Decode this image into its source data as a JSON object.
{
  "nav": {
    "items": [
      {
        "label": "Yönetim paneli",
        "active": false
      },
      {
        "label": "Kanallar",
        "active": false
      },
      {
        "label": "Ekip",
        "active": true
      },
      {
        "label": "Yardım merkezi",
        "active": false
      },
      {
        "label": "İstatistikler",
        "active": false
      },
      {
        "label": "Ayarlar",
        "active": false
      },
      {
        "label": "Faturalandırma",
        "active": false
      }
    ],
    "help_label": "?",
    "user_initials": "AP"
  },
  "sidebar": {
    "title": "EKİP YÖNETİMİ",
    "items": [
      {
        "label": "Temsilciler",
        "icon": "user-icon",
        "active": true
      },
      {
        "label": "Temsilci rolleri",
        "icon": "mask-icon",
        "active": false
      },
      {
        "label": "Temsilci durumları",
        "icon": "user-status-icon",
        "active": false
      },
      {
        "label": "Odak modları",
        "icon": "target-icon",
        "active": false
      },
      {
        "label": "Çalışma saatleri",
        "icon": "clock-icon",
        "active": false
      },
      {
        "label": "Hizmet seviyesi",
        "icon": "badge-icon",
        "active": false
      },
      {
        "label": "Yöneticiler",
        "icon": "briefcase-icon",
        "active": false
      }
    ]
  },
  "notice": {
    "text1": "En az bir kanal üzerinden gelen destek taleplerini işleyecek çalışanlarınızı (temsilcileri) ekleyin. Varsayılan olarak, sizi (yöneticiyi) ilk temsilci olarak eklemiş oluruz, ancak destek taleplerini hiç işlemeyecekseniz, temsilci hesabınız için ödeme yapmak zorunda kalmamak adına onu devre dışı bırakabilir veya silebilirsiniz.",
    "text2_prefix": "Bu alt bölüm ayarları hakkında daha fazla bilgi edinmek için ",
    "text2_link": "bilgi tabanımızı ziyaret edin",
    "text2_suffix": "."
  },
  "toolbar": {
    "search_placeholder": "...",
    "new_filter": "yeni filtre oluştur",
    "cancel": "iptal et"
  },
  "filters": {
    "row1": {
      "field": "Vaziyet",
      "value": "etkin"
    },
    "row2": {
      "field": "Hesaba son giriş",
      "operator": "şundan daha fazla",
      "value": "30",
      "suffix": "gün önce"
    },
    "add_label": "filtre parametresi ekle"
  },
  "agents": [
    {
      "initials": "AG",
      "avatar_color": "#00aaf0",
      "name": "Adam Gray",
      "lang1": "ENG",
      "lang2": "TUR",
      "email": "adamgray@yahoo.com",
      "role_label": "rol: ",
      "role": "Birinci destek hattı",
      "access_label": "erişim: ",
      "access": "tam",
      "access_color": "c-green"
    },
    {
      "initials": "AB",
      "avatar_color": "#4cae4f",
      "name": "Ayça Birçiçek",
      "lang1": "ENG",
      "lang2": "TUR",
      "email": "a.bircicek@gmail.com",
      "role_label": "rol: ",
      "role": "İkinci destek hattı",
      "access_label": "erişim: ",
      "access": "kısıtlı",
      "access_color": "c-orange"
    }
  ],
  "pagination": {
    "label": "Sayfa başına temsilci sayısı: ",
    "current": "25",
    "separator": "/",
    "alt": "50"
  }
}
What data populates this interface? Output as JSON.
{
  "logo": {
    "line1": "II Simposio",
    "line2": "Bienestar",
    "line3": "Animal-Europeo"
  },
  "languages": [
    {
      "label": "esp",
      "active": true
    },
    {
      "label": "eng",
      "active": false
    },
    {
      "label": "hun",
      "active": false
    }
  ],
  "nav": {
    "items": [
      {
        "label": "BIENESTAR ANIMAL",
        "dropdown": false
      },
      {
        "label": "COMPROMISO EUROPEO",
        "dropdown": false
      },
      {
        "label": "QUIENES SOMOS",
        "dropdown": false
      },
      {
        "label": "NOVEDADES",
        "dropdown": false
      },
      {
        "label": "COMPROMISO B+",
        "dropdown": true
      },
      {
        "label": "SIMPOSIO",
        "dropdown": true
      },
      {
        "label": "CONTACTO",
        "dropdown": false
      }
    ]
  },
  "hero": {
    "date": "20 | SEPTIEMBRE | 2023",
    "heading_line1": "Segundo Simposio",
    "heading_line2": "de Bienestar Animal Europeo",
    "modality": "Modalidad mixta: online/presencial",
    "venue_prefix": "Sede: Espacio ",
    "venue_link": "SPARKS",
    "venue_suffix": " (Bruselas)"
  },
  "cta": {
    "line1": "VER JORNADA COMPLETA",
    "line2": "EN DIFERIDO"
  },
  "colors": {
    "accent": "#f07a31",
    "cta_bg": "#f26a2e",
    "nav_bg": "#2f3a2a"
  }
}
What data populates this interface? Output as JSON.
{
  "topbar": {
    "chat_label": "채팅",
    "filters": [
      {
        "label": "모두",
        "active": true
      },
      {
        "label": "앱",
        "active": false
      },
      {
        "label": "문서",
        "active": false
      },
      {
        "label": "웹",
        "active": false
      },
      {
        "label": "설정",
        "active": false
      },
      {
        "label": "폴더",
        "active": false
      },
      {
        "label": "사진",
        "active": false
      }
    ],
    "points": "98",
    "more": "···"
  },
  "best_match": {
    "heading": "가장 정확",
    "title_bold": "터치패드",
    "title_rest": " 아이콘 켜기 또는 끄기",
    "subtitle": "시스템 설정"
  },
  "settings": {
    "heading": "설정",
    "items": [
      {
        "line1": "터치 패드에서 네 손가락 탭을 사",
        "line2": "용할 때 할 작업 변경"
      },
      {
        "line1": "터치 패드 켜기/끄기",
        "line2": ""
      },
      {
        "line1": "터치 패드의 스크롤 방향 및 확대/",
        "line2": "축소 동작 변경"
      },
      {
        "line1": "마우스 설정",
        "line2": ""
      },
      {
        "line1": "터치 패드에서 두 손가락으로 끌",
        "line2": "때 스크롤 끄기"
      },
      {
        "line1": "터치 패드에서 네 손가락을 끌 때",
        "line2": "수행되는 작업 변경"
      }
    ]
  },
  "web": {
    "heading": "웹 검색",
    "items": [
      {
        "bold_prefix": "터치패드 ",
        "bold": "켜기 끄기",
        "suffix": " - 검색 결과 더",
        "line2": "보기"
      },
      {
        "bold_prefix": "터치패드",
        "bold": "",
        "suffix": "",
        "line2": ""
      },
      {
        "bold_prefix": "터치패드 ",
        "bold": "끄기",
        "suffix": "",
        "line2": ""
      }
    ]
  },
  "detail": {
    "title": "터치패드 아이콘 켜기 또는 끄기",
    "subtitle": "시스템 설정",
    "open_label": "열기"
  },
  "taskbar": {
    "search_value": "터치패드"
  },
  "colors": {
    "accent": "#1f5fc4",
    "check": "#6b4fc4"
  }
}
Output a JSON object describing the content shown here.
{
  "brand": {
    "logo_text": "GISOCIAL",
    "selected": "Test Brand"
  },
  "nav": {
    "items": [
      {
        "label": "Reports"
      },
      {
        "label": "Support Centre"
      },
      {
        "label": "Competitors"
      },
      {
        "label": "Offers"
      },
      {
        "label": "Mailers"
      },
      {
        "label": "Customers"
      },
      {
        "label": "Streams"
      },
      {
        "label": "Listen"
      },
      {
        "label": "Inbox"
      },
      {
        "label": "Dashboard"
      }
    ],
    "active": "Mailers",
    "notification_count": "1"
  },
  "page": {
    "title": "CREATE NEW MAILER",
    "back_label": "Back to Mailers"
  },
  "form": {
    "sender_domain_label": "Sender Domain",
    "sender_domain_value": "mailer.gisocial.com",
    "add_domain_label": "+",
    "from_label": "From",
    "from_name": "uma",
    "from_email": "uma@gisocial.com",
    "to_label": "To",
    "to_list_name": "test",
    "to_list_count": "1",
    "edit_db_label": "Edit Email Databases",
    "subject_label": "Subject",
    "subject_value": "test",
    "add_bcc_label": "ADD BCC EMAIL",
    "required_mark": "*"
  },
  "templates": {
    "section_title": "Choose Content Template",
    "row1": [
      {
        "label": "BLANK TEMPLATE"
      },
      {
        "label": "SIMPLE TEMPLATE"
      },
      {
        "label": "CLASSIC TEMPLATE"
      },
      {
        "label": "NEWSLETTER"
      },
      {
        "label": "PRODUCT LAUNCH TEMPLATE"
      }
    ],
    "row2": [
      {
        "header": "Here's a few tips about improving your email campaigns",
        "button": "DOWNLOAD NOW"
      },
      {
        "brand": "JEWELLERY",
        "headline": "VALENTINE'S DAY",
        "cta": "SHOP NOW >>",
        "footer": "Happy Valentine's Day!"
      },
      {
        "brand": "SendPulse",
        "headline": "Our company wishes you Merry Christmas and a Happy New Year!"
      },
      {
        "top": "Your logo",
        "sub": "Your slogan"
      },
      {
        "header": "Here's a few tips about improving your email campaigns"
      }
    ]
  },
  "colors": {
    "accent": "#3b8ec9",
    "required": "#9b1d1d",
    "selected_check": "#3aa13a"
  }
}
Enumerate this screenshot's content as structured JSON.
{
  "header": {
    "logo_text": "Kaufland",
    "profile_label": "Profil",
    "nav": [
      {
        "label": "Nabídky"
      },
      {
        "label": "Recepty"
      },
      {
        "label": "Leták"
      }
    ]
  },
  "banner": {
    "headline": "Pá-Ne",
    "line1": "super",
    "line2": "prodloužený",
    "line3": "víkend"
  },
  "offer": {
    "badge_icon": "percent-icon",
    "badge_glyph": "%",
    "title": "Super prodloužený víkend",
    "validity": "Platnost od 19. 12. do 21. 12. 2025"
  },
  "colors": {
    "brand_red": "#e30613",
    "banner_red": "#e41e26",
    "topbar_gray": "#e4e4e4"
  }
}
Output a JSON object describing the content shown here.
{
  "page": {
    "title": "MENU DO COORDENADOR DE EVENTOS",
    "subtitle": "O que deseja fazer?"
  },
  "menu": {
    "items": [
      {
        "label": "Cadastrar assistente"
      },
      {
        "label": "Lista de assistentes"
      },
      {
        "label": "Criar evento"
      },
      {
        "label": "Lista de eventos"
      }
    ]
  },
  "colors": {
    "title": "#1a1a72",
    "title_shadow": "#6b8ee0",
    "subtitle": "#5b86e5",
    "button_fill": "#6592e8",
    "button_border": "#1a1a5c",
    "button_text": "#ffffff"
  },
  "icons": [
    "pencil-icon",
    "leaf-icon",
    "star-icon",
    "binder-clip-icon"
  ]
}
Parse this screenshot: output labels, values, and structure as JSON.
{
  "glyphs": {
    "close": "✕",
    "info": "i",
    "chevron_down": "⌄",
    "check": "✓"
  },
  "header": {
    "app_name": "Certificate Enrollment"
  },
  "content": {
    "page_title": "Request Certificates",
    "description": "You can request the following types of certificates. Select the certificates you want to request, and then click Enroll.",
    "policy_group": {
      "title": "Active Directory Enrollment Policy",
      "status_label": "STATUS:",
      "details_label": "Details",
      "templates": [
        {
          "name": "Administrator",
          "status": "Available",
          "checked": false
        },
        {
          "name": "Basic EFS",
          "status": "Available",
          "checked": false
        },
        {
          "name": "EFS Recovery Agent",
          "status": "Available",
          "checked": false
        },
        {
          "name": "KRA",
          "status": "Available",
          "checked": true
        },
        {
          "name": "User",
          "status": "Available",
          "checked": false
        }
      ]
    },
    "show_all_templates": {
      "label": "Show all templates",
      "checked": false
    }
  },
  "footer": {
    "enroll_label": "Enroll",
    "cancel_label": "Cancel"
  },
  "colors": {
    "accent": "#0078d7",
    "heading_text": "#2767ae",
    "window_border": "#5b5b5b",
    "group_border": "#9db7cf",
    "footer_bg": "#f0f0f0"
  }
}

+ + +

SHORT EXERCISE:
Return, unchanged, each line from the line containing "Parse this screenshot: output" through the last line of the material.

EXERCISE RESULT:
Parse this screenshot: output labels, values, and structure as JSON.
{
  "glyphs": {
    "close": "✕",
    "info": "i",
    "chevron_down": "⌄",
    "check": "✓"
  },
  "header": {
    "app_name": "Certificate Enrollment"
  },
  "content": {
    "page_title": "Request Certificates",
    "description": "You can request the following types of certificates. Select the certificates you want to request, and then click Enroll.",
    "policy_group": {
      "title": "Active Directory Enrollment Policy",
      "status_label": "STATUS:",
      "details_label": "Details",
      "templates": [
        {
          "name": "Administrator",
          "status": "Available",
          "checked": false
        },
        {
          "name": "Basic EFS",
          "status": "Available",
          "checked": false
        },
        {
          "name": "EFS Recovery Agent",
          "status": "Available",
          "checked": false
        },
        {
          "name": "KRA",
          "status": "Available",
          "checked": true
        },
        {
          "name": "User",
          "status": "Available",
          "checked": false
        }
      ]
    },
    "show_all_templates": {
      "label": "Show all templates",
      "checked": false
    }
  },
  "footer": {
    "enroll_label": "Enroll",
    "cancel_label": "Cancel"
  },
  "colors": {
    "accent": "#0078d7",
    "heading_text": "#2767ae",
    "window_border": "#5b5b5b",
    "group_border": "#9db7cf",
    "footer_bg": "#f0f0f0"
  }
}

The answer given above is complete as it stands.